TEXT SECTION
—————
As the three make their way through the canyon, the tension between Ben and Johnny remains. They spot a stagecoach being chased by Indians and move in to help fight them off. Ben discovers that Jane may have been one of the passengers who decided not to risk the trip due to the Indian issue. On board is Julie, a dance hall girl, whom Ned begins to fall for. The next morning, the Indians attack again. The group holds their own; the cavalry arrives and begins the movement of the Indians to the reservation. Ned still refuses to accompany his brother to San Francisco, but Johnny forces him onto the stagecoach, knocks Ben out and leaves the driver with him. Julie goes along. Inside the stagecoach office in Fort Defiance, Ned draws a gun on Johnny and begs him to not make him go. Seeing Ned's genuine desire to stay with Ben and Julie, he goes to the saloon where he tells Parker's man that Parker "as of this minute" has bought the Tallon ranch. Johnny demands a bill of sale and all the money in the saloon's cash register and safe. Parker's man argues and Johnny shoots him down. The bartender supplies Johnny with the money and bill of sale, which Johnny gives to Ben  - who has recovered and made his way to Fort Defiance - so he and Ned can start their ranch partnership.
—————
PROMPT 1
Repeat the lines of the listing starting at the one that contains "822, 60, 838)" and ending at the one that contains "Text: 34: 34 (569, 470, 580, 479)".

Dataset entries
—————
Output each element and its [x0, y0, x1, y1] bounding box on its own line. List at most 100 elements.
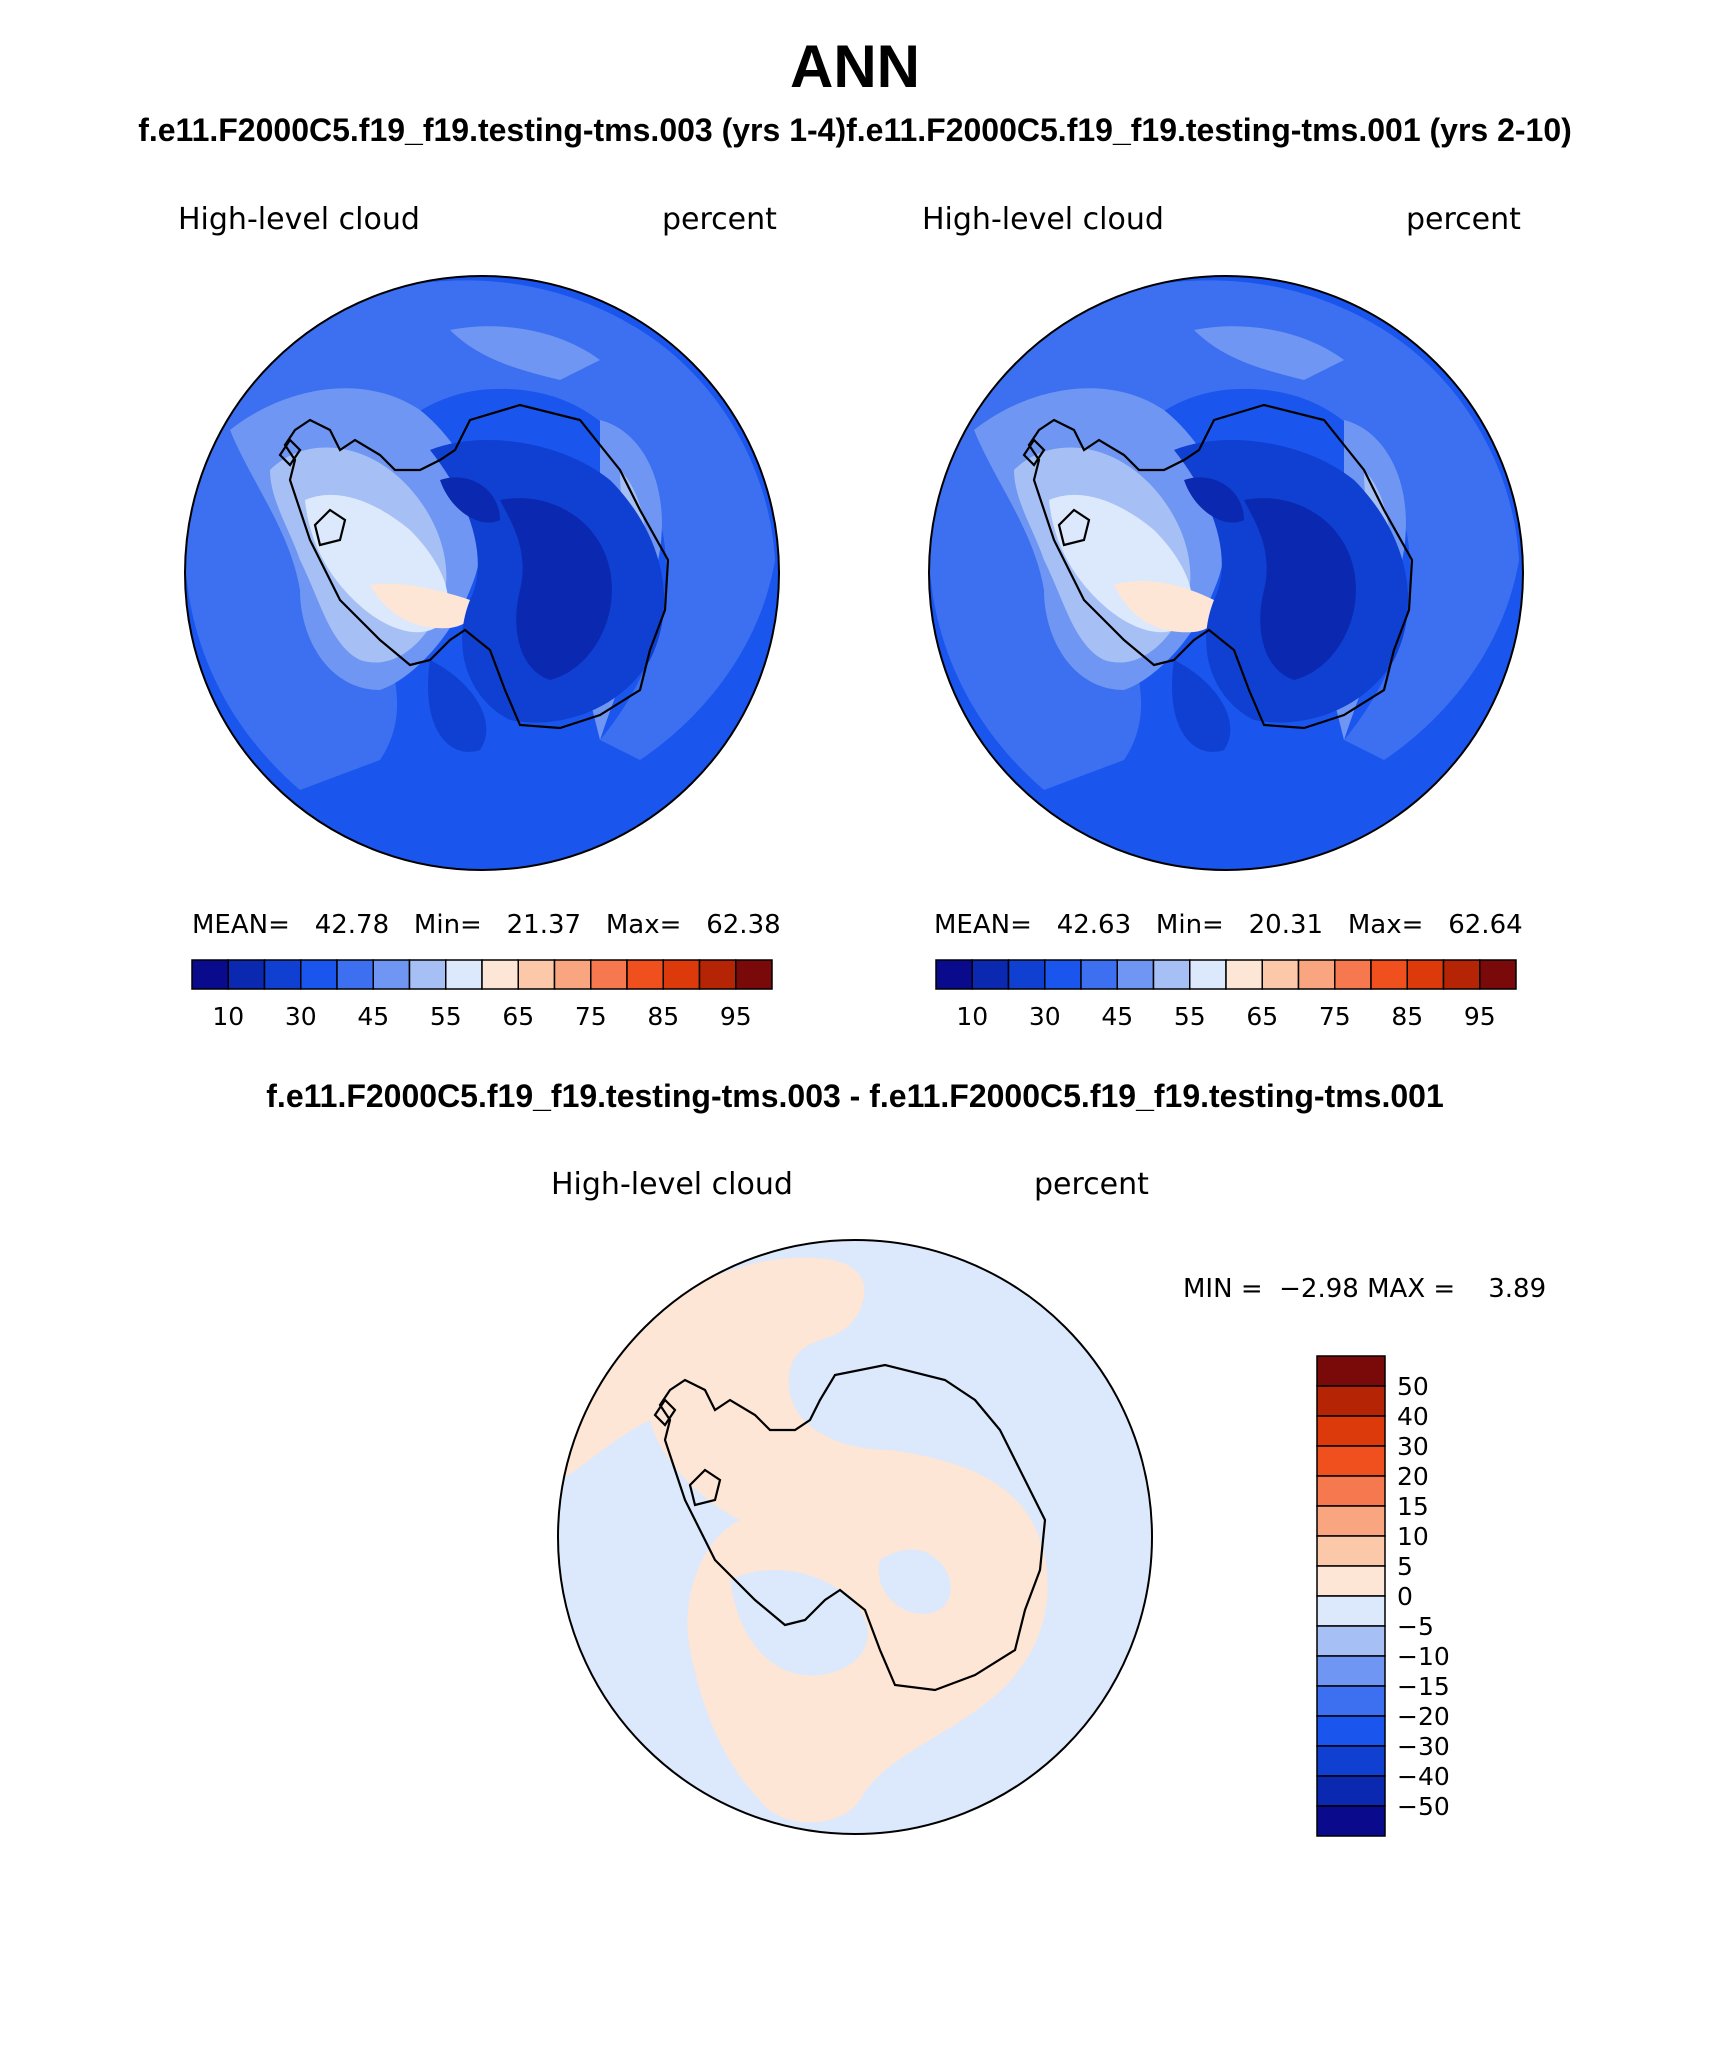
panel1-map-border — [184, 275, 780, 871]
panel3-colorbar-tick-label: −5 — [1397, 1612, 1434, 1641]
panel3-colorbar-tick-label: −30 — [1397, 1732, 1450, 1761]
panel1-colorbar-tick-label: 55 — [430, 1002, 462, 1031]
panel2-colorbar-tick-label: 95 — [1464, 1002, 1496, 1031]
panel3-colorbar-box — [1316, 1745, 1386, 1777]
panel3-positive-region — [560, 1257, 1048, 1823]
panel2-mean-label: MEAN= — [934, 910, 1032, 940]
panel1-contour-20 — [440, 477, 612, 680]
panel3-negative-patch-2 — [878, 1549, 951, 1614]
panel1-min-label: Min= — [413, 910, 482, 940]
panel1-colorbar-box — [590, 959, 628, 990]
panel2-colorbar-box — [1442, 959, 1481, 990]
panel3-colorbar-tick-label: −10 — [1397, 1642, 1450, 1671]
panel2-colorbar-box — [1007, 959, 1046, 990]
panel2-colorbar-box — [935, 959, 973, 990]
panel3-colorbar-tick-label: 40 — [1397, 1402, 1429, 1431]
panel1-max-value: 62.38 — [706, 910, 781, 940]
panel2-variable-label: High-level cloud — [922, 202, 1164, 237]
panel2-colorbar-box — [1479, 959, 1517, 990]
panel2-contour-20 — [1184, 477, 1356, 680]
panel3-peninsula-coast — [653, 1398, 722, 1507]
panel1-colorbar-box — [227, 959, 266, 990]
panel1-variable-label: High-level cloud — [178, 202, 420, 237]
subtitle-case-003: f.e11.F2000C5.f19_f19.testing-tms.003 (y… — [138, 112, 847, 148]
panel3-colorbar-box — [1316, 1565, 1386, 1597]
panel2-colorbar-tick-label: 85 — [1391, 1002, 1423, 1031]
panel1-mean-label: MEAN= — [192, 910, 290, 940]
panel3-colorbar-box — [1316, 1385, 1386, 1417]
panel2-colorbar-box — [1334, 959, 1372, 990]
panel2-colorbar-tick-label: 55 — [1174, 1002, 1206, 1031]
panel1-colorbar-tick-label: 45 — [357, 1002, 389, 1031]
panel1-min-value: 21.37 — [506, 910, 582, 940]
panel3-colorbar-box — [1316, 1655, 1386, 1687]
panel2-colorbar-box — [1297, 959, 1336, 990]
panel3-negative-patch-3 — [615, 1496, 690, 1564]
panel3-max-value: 3.89 — [1488, 1274, 1547, 1304]
panel1-colorbar-box — [735, 959, 773, 990]
panel1-colorbar-box — [517, 959, 556, 990]
panel1-colorbar-box — [662, 959, 701, 990]
panel2-colorbar-tick-label: 45 — [1101, 1002, 1133, 1031]
panel1-coastline — [283, 403, 670, 730]
panel1-colorbar-tick-label: 30 — [285, 1002, 317, 1031]
panel1-colorbar-tick-label: 75 — [575, 1002, 607, 1031]
panel3-units-label: percent — [1034, 1167, 1149, 1202]
panel1-colorbar-tick-label: 10 — [212, 1002, 244, 1031]
panel2-colorbar-box — [1080, 959, 1118, 990]
panel3-colorbar-tick-label: 15 — [1397, 1492, 1429, 1521]
panel2-coastline — [1027, 403, 1414, 730]
panel1-colorbar-box — [481, 959, 519, 990]
panel3-colorbar-box — [1316, 1775, 1386, 1807]
panel1-colorbar: 10 30 45 55 65 75 85 95 — [191, 959, 773, 1031]
panel2-colorbar-tick-label: 75 — [1319, 1002, 1351, 1031]
panel2-min-label: Min= — [1155, 910, 1224, 940]
panel3-negative-patch-1 — [730, 1570, 868, 1676]
panel1-units-label: percent — [662, 202, 777, 237]
panel1-peninsula-coast — [278, 438, 347, 547]
panel3-colorbar-tick-label: 10 — [1397, 1522, 1429, 1551]
panel3-colorbar-box — [1316, 1535, 1386, 1567]
panel3-colorbar-box — [1316, 1595, 1386, 1627]
panel3-colorbar-tick-label: 20 — [1397, 1462, 1429, 1491]
panel3-colorbar-box — [1316, 1415, 1386, 1447]
panel2-stats: MEAN= 42.63 Min= 20.31 Max= 62.64 — [934, 910, 1523, 940]
panel2-max-label: Max= — [1347, 910, 1424, 940]
panel2-colorbar-box — [1044, 959, 1082, 990]
panel3-colorbar-tick-label: 0 — [1397, 1582, 1413, 1611]
panel3-colorbar-box — [1316, 1625, 1386, 1657]
panel2-colorbar-tick-label: 65 — [1246, 1002, 1278, 1031]
panel1-stats: MEAN= 42.78 Min= 21.37 Max= 62.38 — [192, 910, 781, 940]
panel2-mean-value: 42.63 — [1056, 910, 1132, 940]
panel2-colorbar-box — [1370, 959, 1408, 990]
panel3-map-border — [557, 1239, 1153, 1835]
panel1-colorbar-box — [263, 959, 302, 990]
panel1-colorbar-tick-label: 95 — [720, 1002, 752, 1031]
panel2-contour-65 — [1114, 580, 1218, 633]
panel2-max-value: 62.64 — [1448, 910, 1523, 940]
panel3-colorbar-box — [1316, 1505, 1386, 1537]
panel2-colorbar-tick-label: 30 — [1029, 1002, 1061, 1031]
panel3-colorbar-box — [1316, 1475, 1386, 1507]
panel2-colorbar-box — [1406, 959, 1445, 990]
panel1-mean-value: 42.78 — [314, 910, 390, 940]
panel2-colorbar-box — [1116, 959, 1155, 990]
panel3-min-value: −2.98 — [1279, 1274, 1359, 1304]
panel3-colorbar-tick-label: −50 — [1397, 1792, 1450, 1821]
panel3-colorbar-tick-label: 30 — [1397, 1432, 1429, 1461]
figure-title: ANN — [790, 33, 920, 100]
panel2-map-border — [928, 275, 1524, 871]
panel2-peninsula-coast — [1022, 438, 1091, 547]
panel3-colorbar-box — [1316, 1805, 1386, 1837]
panel1-colorbar-box — [372, 959, 411, 990]
panel3-colorbar-box — [1316, 1355, 1386, 1387]
panel3-colorbar-tick-label: −40 — [1397, 1762, 1450, 1791]
panel1-colorbar-box — [445, 959, 483, 990]
panel2-colorbar-box — [1152, 959, 1191, 990]
panel3-colorbar-box — [1316, 1685, 1386, 1717]
panel2-units-label: percent — [1406, 202, 1521, 237]
panel3-colorbar-tick-label: 50 — [1397, 1372, 1429, 1401]
difference-title: f.e11.F2000C5.f19_f19.testing-tms.003 - … — [266, 1078, 1444, 1114]
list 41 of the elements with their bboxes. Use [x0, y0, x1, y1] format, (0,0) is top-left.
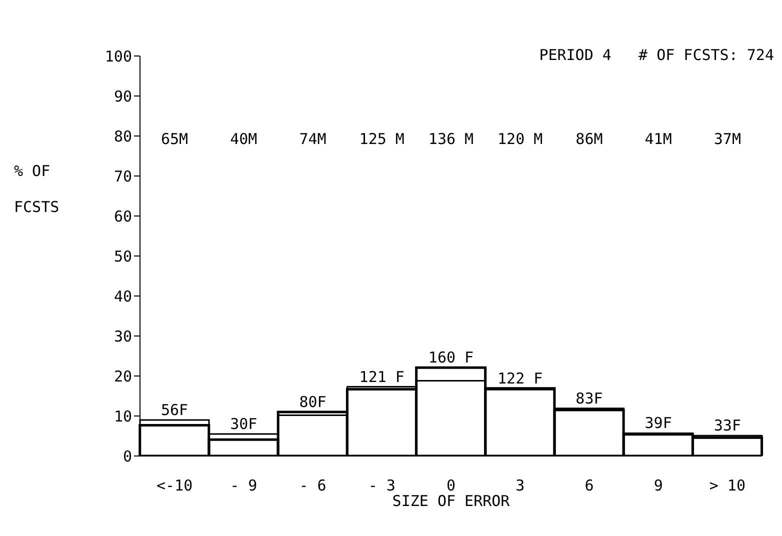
y-tick-label: 20: [114, 367, 132, 386]
annotation: 41M: [644, 130, 672, 148]
annotation: 40M: [230, 130, 258, 148]
x-tick-label: 9: [654, 476, 663, 495]
x-tick-label: - 9: [230, 476, 258, 495]
annotation: 121 F: [359, 368, 404, 386]
y-tick-label: 70: [114, 167, 132, 186]
annotation: 65M: [161, 130, 188, 148]
annotation: 33F: [714, 416, 741, 435]
y-tick-label: 10: [114, 407, 132, 426]
x-tick-label: > 10: [709, 476, 746, 495]
text: % OF FCSTS: [14, 162, 60, 216]
x-tick-label: 3: [516, 476, 525, 495]
annotation: 56F: [161, 401, 188, 419]
x-tick-label: - 3: [368, 476, 396, 495]
annotation: 86M: [576, 130, 603, 148]
chart-title: PERIOD 4 # OF FCSTS: 724: [539, 46, 774, 64]
x-tick-label: 0: [446, 476, 456, 495]
y-tick-label: 80: [114, 127, 132, 146]
annotation: 74M: [299, 130, 326, 148]
x-axis-title: SIZE OF ERROR: [392, 492, 511, 510]
annotation: 120 M: [498, 130, 543, 148]
y-tick-label: 40: [114, 287, 132, 306]
y-tick-label: 100: [104, 47, 132, 66]
annotation: 30F: [230, 415, 258, 433]
annotation: 39F: [644, 414, 672, 432]
y-tick-label: 50: [114, 247, 132, 266]
annotation: 160 F: [428, 348, 474, 367]
y-tick-label: 30: [114, 327, 132, 346]
y-tick-label: 90: [114, 87, 132, 106]
annotation: 83F: [576, 389, 603, 408]
y-tick-label: 0: [122, 447, 132, 466]
annotation: 37M: [714, 130, 741, 148]
x-tick-label: 6: [584, 476, 594, 495]
annotation: 125 M: [359, 130, 404, 148]
annotation: 136 M: [428, 130, 474, 148]
annotation: 80F: [299, 393, 326, 411]
x-tick-label: <-10: [156, 476, 193, 495]
annotation: 122 F: [498, 369, 543, 388]
x-tick-label: - 6: [299, 476, 326, 495]
y-tick-label: 60: [114, 207, 132, 226]
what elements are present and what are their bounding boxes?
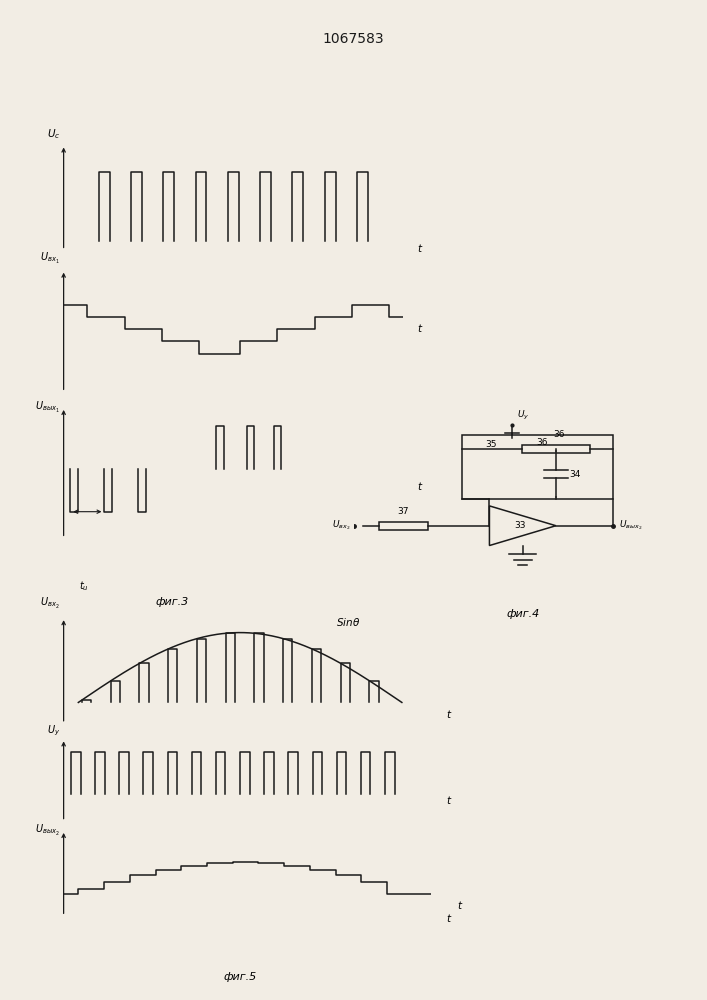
Text: $U_{вых_2}$: $U_{вых_2}$ (35, 822, 60, 838)
Text: фиг.3: фиг.3 (156, 597, 189, 607)
Text: $U_{вх_1}$: $U_{вх_1}$ (40, 251, 60, 266)
Text: $t$: $t$ (416, 242, 423, 254)
Text: $U_y$: $U_y$ (47, 723, 60, 738)
Bar (462, 435, 613, 499)
Bar (379, 522, 428, 530)
Text: $t$: $t$ (446, 794, 452, 806)
Text: фиг.5: фиг.5 (223, 972, 257, 982)
Text: $U_{вых_2}$: $U_{вых_2}$ (619, 519, 643, 532)
Text: 37: 37 (397, 507, 409, 516)
Text: $t$: $t$ (446, 912, 452, 924)
Text: фиг.4: фиг.4 (506, 609, 539, 619)
Text: $t$: $t$ (446, 708, 452, 720)
Text: $U_c$: $U_c$ (47, 127, 60, 141)
Text: $U_y$: $U_y$ (517, 409, 530, 422)
Text: 35: 35 (485, 440, 497, 449)
Text: $U_{вх_2}$: $U_{вх_2}$ (40, 596, 60, 611)
Text: 36: 36 (537, 438, 548, 447)
Text: $t$: $t$ (416, 480, 423, 492)
Text: 1067583: 1067583 (322, 32, 385, 46)
Text: $U_{вых_1}$: $U_{вых_1}$ (35, 399, 60, 415)
Text: 36: 36 (553, 430, 565, 439)
Text: $t$: $t$ (457, 899, 463, 911)
Text: $t$: $t$ (416, 322, 423, 334)
Text: $t_u$: $t_u$ (79, 580, 89, 593)
Text: $Sin\theta$: $Sin\theta$ (336, 616, 360, 628)
Text: $U_{вх_2}$: $U_{вх_2}$ (332, 519, 351, 532)
Bar (522, 445, 590, 453)
Text: 33: 33 (514, 521, 525, 530)
Text: 34: 34 (569, 470, 580, 479)
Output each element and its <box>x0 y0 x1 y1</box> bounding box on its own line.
—————
PROMPT 2
Using the plot summary, say whether each statement agrees with it, answering yes or no and quoting the deciding words: (a) The Indians attack a second time the next morning. (b) Julie stays behind when the stagecoach leaves. (c) Johnny hands the money and the bill of sale to Ned.

FINAL RESULT 1
Text: $U_{вых_2}$: $U_{вых_2}$ (35, 822, 60, 838)
Text: фиг.3: фиг.3 (156, 597, 189, 607)
Text: $U_{вх_1}$: $U_{вх_1}$ (40, 251, 60, 266)
Text: $t$: $t$ (416, 242, 423, 254)
Text: $U_y$: $U_y$ (47, 723, 60, 738)
Bar (462, 435, 613, 499)
Bar (379, 522, 428, 530)
Text: $t$: $t$ (446, 794, 452, 806)
Text: фиг.5: фиг.5 (223, 972, 257, 982)
Text: $U_{вых_2}$: $U_{вых_2}$ (619, 519, 643, 532)
Text: 37: 37 (397, 507, 409, 516)
Text: $t$: $t$ (446, 912, 452, 924)
Text: фиг.4: фиг.4 (506, 609, 539, 619)
Text: $t$: $t$ (446, 708, 452, 720)
Text: $U_c$: $U_c$ (47, 127, 60, 141)
Text: $U_y$: $U_y$ (517, 409, 530, 422)
Text: 35: 35 (485, 440, 497, 449)
Text: $U_{вх_2}$: $U_{вх_2}$ (40, 596, 60, 611)
Text: 36: 36 (537, 438, 548, 447)
Text: $t$: $t$ (416, 480, 423, 492)
Text: 1067583: 1067583 (322, 32, 385, 46)
Text: $U_{вых_1}$: $U_{вых_1}$ (35, 399, 60, 415)
Text: 36: 36 (553, 430, 565, 439)
Text: $t$: $t$ (457, 899, 463, 911)
Text: $t$: $t$ (416, 322, 423, 334)
Text: $t_u$: $t_u$ (79, 580, 89, 593)
Text: $Sin\theta$: $Sin\theta$ (336, 616, 360, 628)
Text: $U_{вх_2}$: $U_{вх_2}$ (332, 519, 351, 532)
Bar (522, 445, 590, 453)
Text: 33: 33 (514, 521, 525, 530)
Text: 34: 34 (569, 470, 580, 479)

FINAL RESULT 2
(a) Yes: "The next morning, the Indians attack again."
(b) No: "Julie goes along."
(c) No: "which Johnny gives to Ben"